WRITTEN TASK — Search the entries below. Return every line that has "базовой" in it.

MATERIALS PROVIDED —
▼

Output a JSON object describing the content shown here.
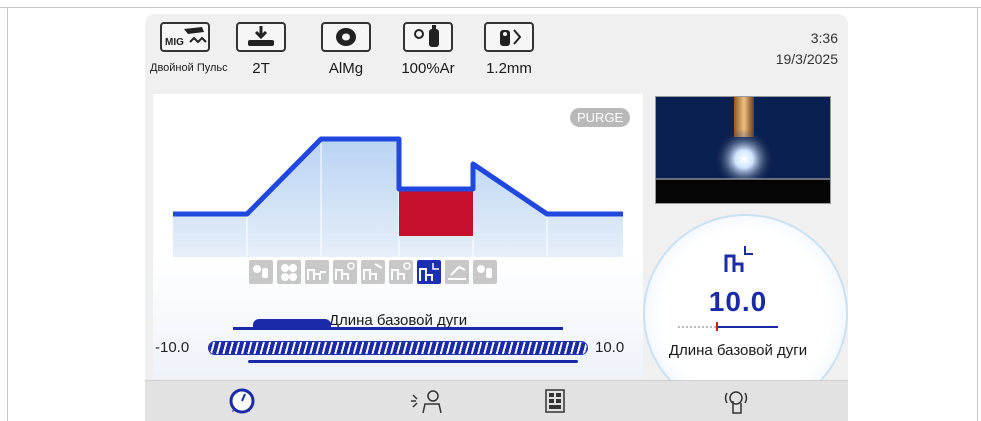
{
  "top_params": [
    {
      "icon": "mig-torch-icon",
      "badge": "MIG",
      "label": "Двойной Пульс"
    },
    {
      "icon": "trigger-mode-icon",
      "label": "2T"
    },
    {
      "icon": "wire-spool-icon",
      "label": "AlMg"
    },
    {
      "icon": "gas-cylinder-icon",
      "label": "100%Ar"
    },
    {
      "icon": "wire-diameter-icon",
      "label": "1.2mm"
    }
  ],
  "clock": {
    "time": "3:36",
    "date": "19/3/2025"
  },
  "main": {
    "purge_label": "PURGE",
    "parameter_label": "Длина базовой дуги",
    "scale_min": "-10.0",
    "scale_max": "10.0",
    "modes": [
      "gas-preflow-icon",
      "wire-inch-icon",
      "start-current-icon",
      "start-time-icon",
      "slope-icon",
      "pulse-time-icon",
      "base-arc-length-icon",
      "crater-icon",
      "gas-postflow-icon"
    ],
    "active_mode_index": 6
  },
  "dial": {
    "value": "10.0",
    "label": "Длина базовой дуги"
  },
  "nav": [
    "gauge-icon",
    "welder-icon",
    "menu-grid-icon",
    "touch-icon"
  ],
  "colors": {
    "accent": "#1a2aa8",
    "profile": "#2048e0",
    "highlight": "#c8102e"
  }
}
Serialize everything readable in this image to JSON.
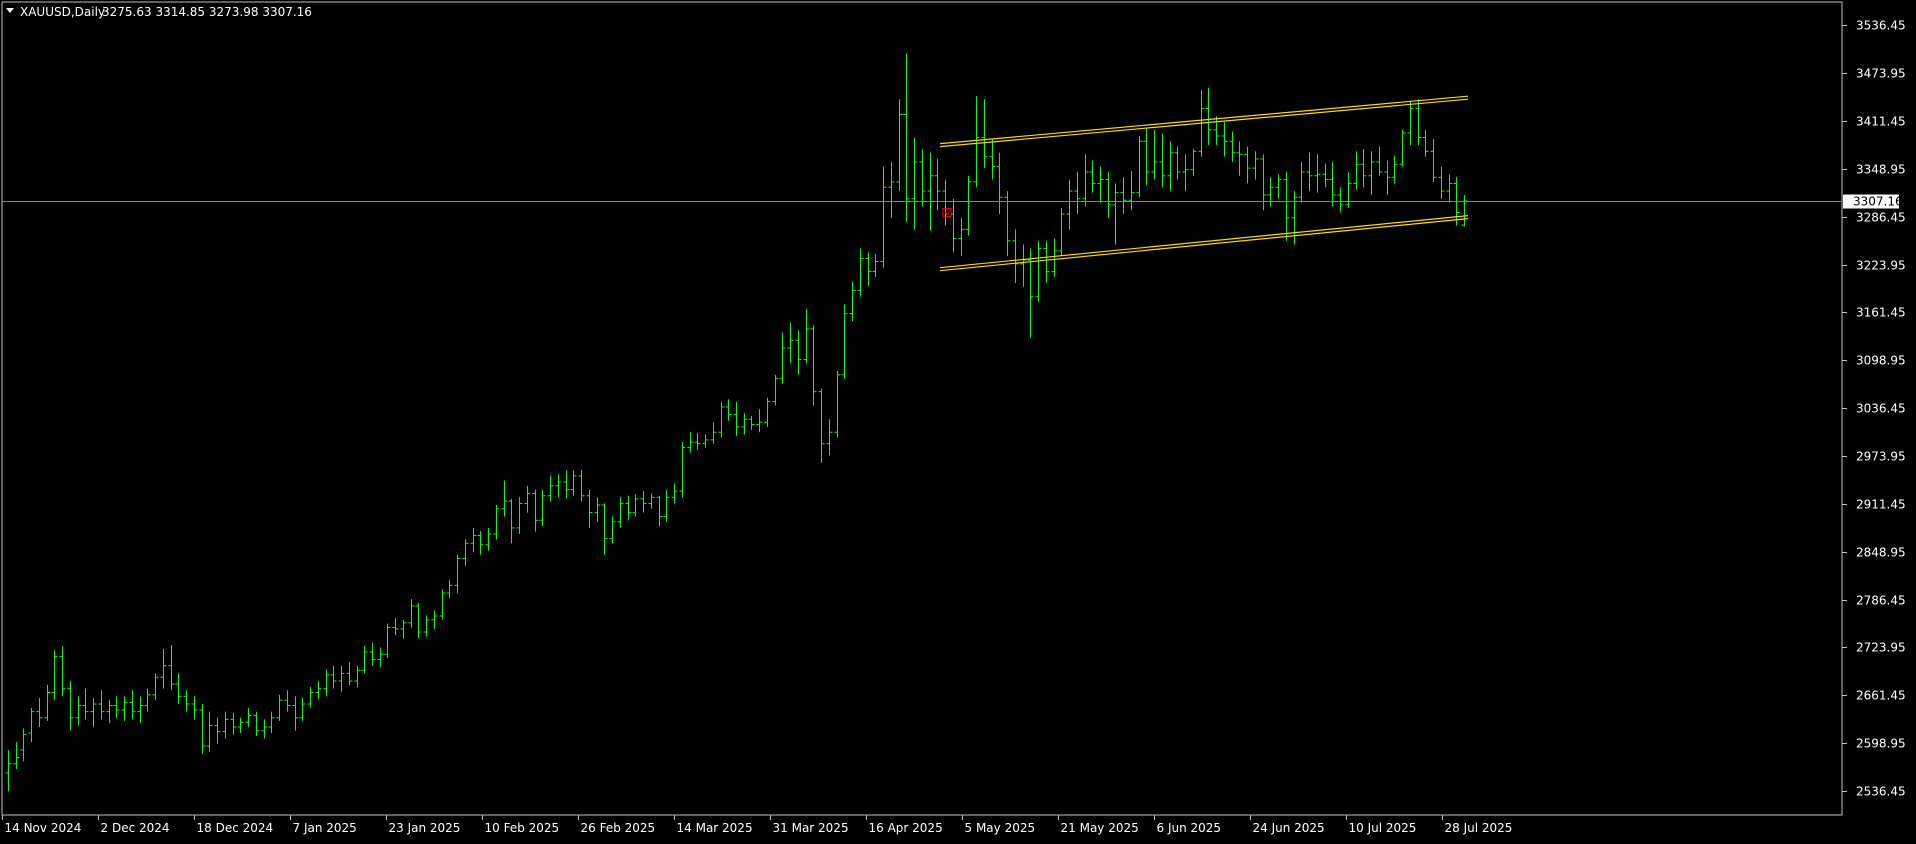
{
  "header": {
    "symbol_label": "XAUUSD,Daily",
    "ohlc_label": "3275.63 3314.85 3273.98 3307.16"
  },
  "colors": {
    "background": "#000000",
    "frame": "#c0c0c0",
    "axis_text": "#ffffff",
    "bar": "#00ff00",
    "channel": "#ffd700",
    "price_line": "#778899",
    "arrow_marker": "#ff0000",
    "price_tag_bg": "#ffffff",
    "price_tag_text": "#000000"
  },
  "icons": {
    "symbol_dropdown": "triangle-down-icon",
    "entry_marker": "arrow-marker-icon"
  },
  "chart_data": {
    "type": "ohlc",
    "title": "XAUUSD,Daily",
    "current_price": 3307.16,
    "current_price_label": "3307.16",
    "ylim": [
      2505.0,
      3567.0
    ],
    "y_ticks": [
      "3536.45",
      "3473.95",
      "3411.45",
      "3348.95",
      "3286.45",
      "3223.95",
      "3161.45",
      "3098.95",
      "3036.45",
      "2973.95",
      "2911.45",
      "2848.95",
      "2786.45",
      "2723.95",
      "2661.45",
      "2598.95",
      "2536.45"
    ],
    "x_ticks": [
      "14 Nov 2024",
      "2 Dec 2024",
      "18 Dec 2024",
      "7 Jan 2025",
      "23 Jan 2025",
      "10 Feb 2025",
      "26 Feb 2025",
      "14 Mar 2025",
      "31 Mar 2025",
      "16 Apr 2025",
      "5 May 2025",
      "21 May 2025",
      "6 Jun 2025",
      "24 Jun 2025",
      "10 Jul 2025",
      "28 Jul 2025"
    ],
    "channel_start": "22 Apr 2025",
    "channel_end": "29 Jul 2025",
    "channel_upper": [
      3380,
      3442
    ],
    "channel_lower": [
      3218,
      3286
    ],
    "marker_price": 3292,
    "bars": [
      {
        "o": 2560,
        "h": 2590,
        "l": 2536,
        "c": 2572
      },
      {
        "o": 2572,
        "h": 2600,
        "l": 2565,
        "c": 2580
      },
      {
        "o": 2590,
        "h": 2618,
        "l": 2575,
        "c": 2610
      },
      {
        "o": 2612,
        "h": 2645,
        "l": 2600,
        "c": 2640
      },
      {
        "o": 2640,
        "h": 2658,
        "l": 2620,
        "c": 2632
      },
      {
        "o": 2632,
        "h": 2675,
        "l": 2628,
        "c": 2665
      },
      {
        "o": 2665,
        "h": 2720,
        "l": 2655,
        "c": 2712
      },
      {
        "o": 2712,
        "h": 2725,
        "l": 2660,
        "c": 2670
      },
      {
        "o": 2670,
        "h": 2680,
        "l": 2615,
        "c": 2632
      },
      {
        "o": 2632,
        "h": 2660,
        "l": 2622,
        "c": 2648
      },
      {
        "o": 2648,
        "h": 2670,
        "l": 2630,
        "c": 2640
      },
      {
        "o": 2640,
        "h": 2658,
        "l": 2620,
        "c": 2650
      },
      {
        "o": 2650,
        "h": 2668,
        "l": 2630,
        "c": 2640
      },
      {
        "o": 2640,
        "h": 2655,
        "l": 2625,
        "c": 2648
      },
      {
        "o": 2648,
        "h": 2660,
        "l": 2632,
        "c": 2642
      },
      {
        "o": 2642,
        "h": 2660,
        "l": 2628,
        "c": 2652
      },
      {
        "o": 2652,
        "h": 2668,
        "l": 2630,
        "c": 2640
      },
      {
        "o": 2640,
        "h": 2660,
        "l": 2625,
        "c": 2648
      },
      {
        "o": 2648,
        "h": 2670,
        "l": 2640,
        "c": 2662
      },
      {
        "o": 2662,
        "h": 2690,
        "l": 2655,
        "c": 2685
      },
      {
        "o": 2685,
        "h": 2722,
        "l": 2670,
        "c": 2700
      },
      {
        "o": 2700,
        "h": 2727,
        "l": 2668,
        "c": 2676
      },
      {
        "o": 2676,
        "h": 2690,
        "l": 2650,
        "c": 2660
      },
      {
        "o": 2660,
        "h": 2668,
        "l": 2640,
        "c": 2650
      },
      {
        "o": 2650,
        "h": 2660,
        "l": 2630,
        "c": 2642
      },
      {
        "o": 2642,
        "h": 2650,
        "l": 2585,
        "c": 2595
      },
      {
        "o": 2595,
        "h": 2640,
        "l": 2588,
        "c": 2622
      },
      {
        "o": 2622,
        "h": 2632,
        "l": 2598,
        "c": 2614
      },
      {
        "o": 2614,
        "h": 2640,
        "l": 2605,
        "c": 2630
      },
      {
        "o": 2630,
        "h": 2638,
        "l": 2610,
        "c": 2620
      },
      {
        "o": 2620,
        "h": 2632,
        "l": 2612,
        "c": 2626
      },
      {
        "o": 2626,
        "h": 2645,
        "l": 2620,
        "c": 2635
      },
      {
        "o": 2635,
        "h": 2640,
        "l": 2608,
        "c": 2615
      },
      {
        "o": 2615,
        "h": 2630,
        "l": 2605,
        "c": 2620
      },
      {
        "o": 2620,
        "h": 2640,
        "l": 2612,
        "c": 2632
      },
      {
        "o": 2632,
        "h": 2662,
        "l": 2628,
        "c": 2655
      },
      {
        "o": 2655,
        "h": 2668,
        "l": 2640,
        "c": 2648
      },
      {
        "o": 2648,
        "h": 2660,
        "l": 2615,
        "c": 2632
      },
      {
        "o": 2632,
        "h": 2658,
        "l": 2628,
        "c": 2650
      },
      {
        "o": 2650,
        "h": 2672,
        "l": 2645,
        "c": 2665
      },
      {
        "o": 2665,
        "h": 2680,
        "l": 2656,
        "c": 2670
      },
      {
        "o": 2670,
        "h": 2695,
        "l": 2660,
        "c": 2688
      },
      {
        "o": 2688,
        "h": 2700,
        "l": 2670,
        "c": 2680
      },
      {
        "o": 2680,
        "h": 2700,
        "l": 2666,
        "c": 2690
      },
      {
        "o": 2690,
        "h": 2705,
        "l": 2675,
        "c": 2680
      },
      {
        "o": 2680,
        "h": 2700,
        "l": 2672,
        "c": 2694
      },
      {
        "o": 2694,
        "h": 2726,
        "l": 2690,
        "c": 2718
      },
      {
        "o": 2718,
        "h": 2730,
        "l": 2700,
        "c": 2708
      },
      {
        "o": 2708,
        "h": 2724,
        "l": 2698,
        "c": 2715
      },
      {
        "o": 2715,
        "h": 2755,
        "l": 2710,
        "c": 2750
      },
      {
        "o": 2750,
        "h": 2762,
        "l": 2740,
        "c": 2748
      },
      {
        "o": 2748,
        "h": 2760,
        "l": 2735,
        "c": 2756
      },
      {
        "o": 2756,
        "h": 2787,
        "l": 2750,
        "c": 2778
      },
      {
        "o": 2778,
        "h": 2782,
        "l": 2736,
        "c": 2744
      },
      {
        "o": 2744,
        "h": 2766,
        "l": 2738,
        "c": 2760
      },
      {
        "o": 2760,
        "h": 2772,
        "l": 2748,
        "c": 2765
      },
      {
        "o": 2765,
        "h": 2800,
        "l": 2760,
        "c": 2795
      },
      {
        "o": 2795,
        "h": 2812,
        "l": 2788,
        "c": 2805
      },
      {
        "o": 2805,
        "h": 2845,
        "l": 2795,
        "c": 2840
      },
      {
        "o": 2840,
        "h": 2865,
        "l": 2830,
        "c": 2860
      },
      {
        "o": 2860,
        "h": 2880,
        "l": 2848,
        "c": 2870
      },
      {
        "o": 2870,
        "h": 2876,
        "l": 2845,
        "c": 2858
      },
      {
        "o": 2858,
        "h": 2880,
        "l": 2850,
        "c": 2872
      },
      {
        "o": 2872,
        "h": 2910,
        "l": 2865,
        "c": 2905
      },
      {
        "o": 2905,
        "h": 2942,
        "l": 2895,
        "c": 2915
      },
      {
        "o": 2915,
        "h": 2918,
        "l": 2860,
        "c": 2880
      },
      {
        "o": 2880,
        "h": 2920,
        "l": 2872,
        "c": 2912
      },
      {
        "o": 2912,
        "h": 2935,
        "l": 2900,
        "c": 2925
      },
      {
        "o": 2925,
        "h": 2930,
        "l": 2875,
        "c": 2890
      },
      {
        "o": 2890,
        "h": 2930,
        "l": 2882,
        "c": 2922
      },
      {
        "o": 2922,
        "h": 2948,
        "l": 2915,
        "c": 2935
      },
      {
        "o": 2935,
        "h": 2950,
        "l": 2920,
        "c": 2940
      },
      {
        "o": 2940,
        "h": 2955,
        "l": 2918,
        "c": 2930
      },
      {
        "o": 2930,
        "h": 2955,
        "l": 2922,
        "c": 2948
      },
      {
        "o": 2948,
        "h": 2956,
        "l": 2915,
        "c": 2922
      },
      {
        "o": 2922,
        "h": 2930,
        "l": 2880,
        "c": 2900
      },
      {
        "o": 2900,
        "h": 2920,
        "l": 2888,
        "c": 2910
      },
      {
        "o": 2910,
        "h": 2912,
        "l": 2845,
        "c": 2866
      },
      {
        "o": 2866,
        "h": 2895,
        "l": 2860,
        "c": 2888
      },
      {
        "o": 2888,
        "h": 2920,
        "l": 2880,
        "c": 2912
      },
      {
        "o": 2912,
        "h": 2922,
        "l": 2890,
        "c": 2900
      },
      {
        "o": 2900,
        "h": 2924,
        "l": 2895,
        "c": 2918
      },
      {
        "o": 2918,
        "h": 2928,
        "l": 2900,
        "c": 2912
      },
      {
        "o": 2912,
        "h": 2925,
        "l": 2905,
        "c": 2920
      },
      {
        "o": 2920,
        "h": 2922,
        "l": 2882,
        "c": 2895
      },
      {
        "o": 2895,
        "h": 2930,
        "l": 2888,
        "c": 2920
      },
      {
        "o": 2920,
        "h": 2938,
        "l": 2912,
        "c": 2928
      },
      {
        "o": 2928,
        "h": 2992,
        "l": 2920,
        "c": 2985
      },
      {
        "o": 2985,
        "h": 3005,
        "l": 2978,
        "c": 2992
      },
      {
        "o": 2992,
        "h": 3004,
        "l": 2982,
        "c": 2990
      },
      {
        "o": 2990,
        "h": 3002,
        "l": 2985,
        "c": 2995
      },
      {
        "o": 2995,
        "h": 3018,
        "l": 2990,
        "c": 3005
      },
      {
        "o": 3005,
        "h": 3045,
        "l": 2998,
        "c": 3038
      },
      {
        "o": 3038,
        "h": 3048,
        "l": 3020,
        "c": 3028
      },
      {
        "o": 3028,
        "h": 3045,
        "l": 3000,
        "c": 3012
      },
      {
        "o": 3012,
        "h": 3030,
        "l": 3002,
        "c": 3022
      },
      {
        "o": 3022,
        "h": 3026,
        "l": 3008,
        "c": 3015
      },
      {
        "o": 3015,
        "h": 3035,
        "l": 3005,
        "c": 3018
      },
      {
        "o": 3018,
        "h": 3050,
        "l": 3012,
        "c": 3045
      },
      {
        "o": 3045,
        "h": 3080,
        "l": 3040,
        "c": 3075
      },
      {
        "o": 3075,
        "h": 3135,
        "l": 3068,
        "c": 3115
      },
      {
        "o": 3115,
        "h": 3148,
        "l": 3095,
        "c": 3125
      },
      {
        "o": 3125,
        "h": 3138,
        "l": 3080,
        "c": 3100
      },
      {
        "o": 3100,
        "h": 3166,
        "l": 3095,
        "c": 3140
      },
      {
        "o": 3140,
        "h": 3145,
        "l": 3040,
        "c": 3058
      },
      {
        "o": 3058,
        "h": 3062,
        "l": 2965,
        "c": 2990
      },
      {
        "o": 2990,
        "h": 3022,
        "l": 2975,
        "c": 3005
      },
      {
        "o": 3005,
        "h": 3085,
        "l": 2998,
        "c": 3080
      },
      {
        "o": 3080,
        "h": 3172,
        "l": 3075,
        "c": 3160
      },
      {
        "o": 3160,
        "h": 3202,
        "l": 3150,
        "c": 3190
      },
      {
        "o": 3190,
        "h": 3245,
        "l": 3182,
        "c": 3232
      },
      {
        "o": 3232,
        "h": 3240,
        "l": 3196,
        "c": 3215
      },
      {
        "o": 3215,
        "h": 3238,
        "l": 3208,
        "c": 3228
      },
      {
        "o": 3228,
        "h": 3352,
        "l": 3220,
        "c": 3325
      },
      {
        "o": 3325,
        "h": 3358,
        "l": 3285,
        "c": 3332
      },
      {
        "o": 3332,
        "h": 3440,
        "l": 3320,
        "c": 3420
      },
      {
        "o": 3420,
        "h": 3500,
        "l": 3280,
        "c": 3310
      },
      {
        "o": 3310,
        "h": 3390,
        "l": 3270,
        "c": 3358
      },
      {
        "o": 3358,
        "h": 3375,
        "l": 3300,
        "c": 3320
      },
      {
        "o": 3320,
        "h": 3370,
        "l": 3268,
        "c": 3340
      },
      {
        "o": 3340,
        "h": 3362,
        "l": 3295,
        "c": 3320
      },
      {
        "o": 3320,
        "h": 3335,
        "l": 3275,
        "c": 3290
      },
      {
        "o": 3290,
        "h": 3310,
        "l": 3240,
        "c": 3258
      },
      {
        "o": 3258,
        "h": 3285,
        "l": 3235,
        "c": 3270
      },
      {
        "o": 3270,
        "h": 3340,
        "l": 3262,
        "c": 3332
      },
      {
        "o": 3332,
        "h": 3444,
        "l": 3325,
        "c": 3390
      },
      {
        "o": 3390,
        "h": 3440,
        "l": 3350,
        "c": 3365
      },
      {
        "o": 3365,
        "h": 3388,
        "l": 3335,
        "c": 3352
      },
      {
        "o": 3352,
        "h": 3370,
        "l": 3290,
        "c": 3312
      },
      {
        "o": 3312,
        "h": 3320,
        "l": 3235,
        "c": 3255
      },
      {
        "o": 3255,
        "h": 3270,
        "l": 3200,
        "c": 3225
      },
      {
        "o": 3225,
        "h": 3250,
        "l": 3195,
        "c": 3230
      },
      {
        "o": 3230,
        "h": 3245,
        "l": 3128,
        "c": 3182
      },
      {
        "o": 3182,
        "h": 3255,
        "l": 3175,
        "c": 3245
      },
      {
        "o": 3245,
        "h": 3255,
        "l": 3200,
        "c": 3215
      },
      {
        "o": 3215,
        "h": 3258,
        "l": 3208,
        "c": 3242
      },
      {
        "o": 3242,
        "h": 3298,
        "l": 3235,
        "c": 3290
      },
      {
        "o": 3290,
        "h": 3335,
        "l": 3270,
        "c": 3320
      },
      {
        "o": 3320,
        "h": 3345,
        "l": 3290,
        "c": 3310
      },
      {
        "o": 3310,
        "h": 3368,
        "l": 3300,
        "c": 3345
      },
      {
        "o": 3345,
        "h": 3360,
        "l": 3318,
        "c": 3330
      },
      {
        "o": 3330,
        "h": 3352,
        "l": 3305,
        "c": 3335
      },
      {
        "o": 3335,
        "h": 3345,
        "l": 3285,
        "c": 3302
      },
      {
        "o": 3302,
        "h": 3330,
        "l": 3250,
        "c": 3318
      },
      {
        "o": 3318,
        "h": 3338,
        "l": 3290,
        "c": 3308
      },
      {
        "o": 3308,
        "h": 3346,
        "l": 3295,
        "c": 3318
      },
      {
        "o": 3318,
        "h": 3392,
        "l": 3312,
        "c": 3385
      },
      {
        "o": 3385,
        "h": 3403,
        "l": 3328,
        "c": 3345
      },
      {
        "o": 3345,
        "h": 3400,
        "l": 3335,
        "c": 3358
      },
      {
        "o": 3358,
        "h": 3395,
        "l": 3325,
        "c": 3340
      },
      {
        "o": 3340,
        "h": 3385,
        "l": 3320,
        "c": 3370
      },
      {
        "o": 3370,
        "h": 3378,
        "l": 3335,
        "c": 3345
      },
      {
        "o": 3345,
        "h": 3368,
        "l": 3320,
        "c": 3348
      },
      {
        "o": 3348,
        "h": 3375,
        "l": 3340,
        "c": 3372
      },
      {
        "o": 3372,
        "h": 3452,
        "l": 3365,
        "c": 3428
      },
      {
        "o": 3428,
        "h": 3455,
        "l": 3380,
        "c": 3400
      },
      {
        "o": 3400,
        "h": 3418,
        "l": 3380,
        "c": 3392
      },
      {
        "o": 3392,
        "h": 3410,
        "l": 3365,
        "c": 3385
      },
      {
        "o": 3385,
        "h": 3398,
        "l": 3358,
        "c": 3370
      },
      {
        "o": 3370,
        "h": 3385,
        "l": 3340,
        "c": 3368
      },
      {
        "o": 3368,
        "h": 3378,
        "l": 3330,
        "c": 3350
      },
      {
        "o": 3350,
        "h": 3372,
        "l": 3335,
        "c": 3362
      },
      {
        "o": 3362,
        "h": 3368,
        "l": 3295,
        "c": 3315
      },
      {
        "o": 3315,
        "h": 3338,
        "l": 3300,
        "c": 3325
      },
      {
        "o": 3325,
        "h": 3342,
        "l": 3310,
        "c": 3335
      },
      {
        "o": 3335,
        "h": 3345,
        "l": 3255,
        "c": 3285
      },
      {
        "o": 3285,
        "h": 3320,
        "l": 3250,
        "c": 3312
      },
      {
        "o": 3312,
        "h": 3358,
        "l": 3305,
        "c": 3345
      },
      {
        "o": 3345,
        "h": 3370,
        "l": 3320,
        "c": 3340
      },
      {
        "o": 3340,
        "h": 3368,
        "l": 3318,
        "c": 3342
      },
      {
        "o": 3342,
        "h": 3356,
        "l": 3325,
        "c": 3335
      },
      {
        "o": 3335,
        "h": 3358,
        "l": 3300,
        "c": 3315
      },
      {
        "o": 3315,
        "h": 3325,
        "l": 3292,
        "c": 3302
      },
      {
        "o": 3302,
        "h": 3345,
        "l": 3298,
        "c": 3330
      },
      {
        "o": 3330,
        "h": 3372,
        "l": 3322,
        "c": 3355
      },
      {
        "o": 3355,
        "h": 3375,
        "l": 3325,
        "c": 3340
      },
      {
        "o": 3340,
        "h": 3372,
        "l": 3315,
        "c": 3358
      },
      {
        "o": 3358,
        "h": 3378,
        "l": 3340,
        "c": 3345
      },
      {
        "o": 3345,
        "h": 3360,
        "l": 3315,
        "c": 3338
      },
      {
        "o": 3338,
        "h": 3366,
        "l": 3330,
        "c": 3355
      },
      {
        "o": 3355,
        "h": 3400,
        "l": 3352,
        "c": 3396
      },
      {
        "o": 3396,
        "h": 3438,
        "l": 3380,
        "c": 3428
      },
      {
        "o": 3428,
        "h": 3440,
        "l": 3380,
        "c": 3390
      },
      {
        "o": 3390,
        "h": 3400,
        "l": 3365,
        "c": 3372
      },
      {
        "o": 3372,
        "h": 3388,
        "l": 3332,
        "c": 3338
      },
      {
        "o": 3338,
        "h": 3352,
        "l": 3310,
        "c": 3320
      },
      {
        "o": 3320,
        "h": 3342,
        "l": 3305,
        "c": 3330
      },
      {
        "o": 3330,
        "h": 3338,
        "l": 3275,
        "c": 3292
      },
      {
        "o": 3275.63,
        "h": 3314.85,
        "l": 3273.98,
        "c": 3307.16
      }
    ]
  }
}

▲

THE REPLY —
    "parameter_label": "Длина базовой дуги",
    "label": "Длина базовой дуги"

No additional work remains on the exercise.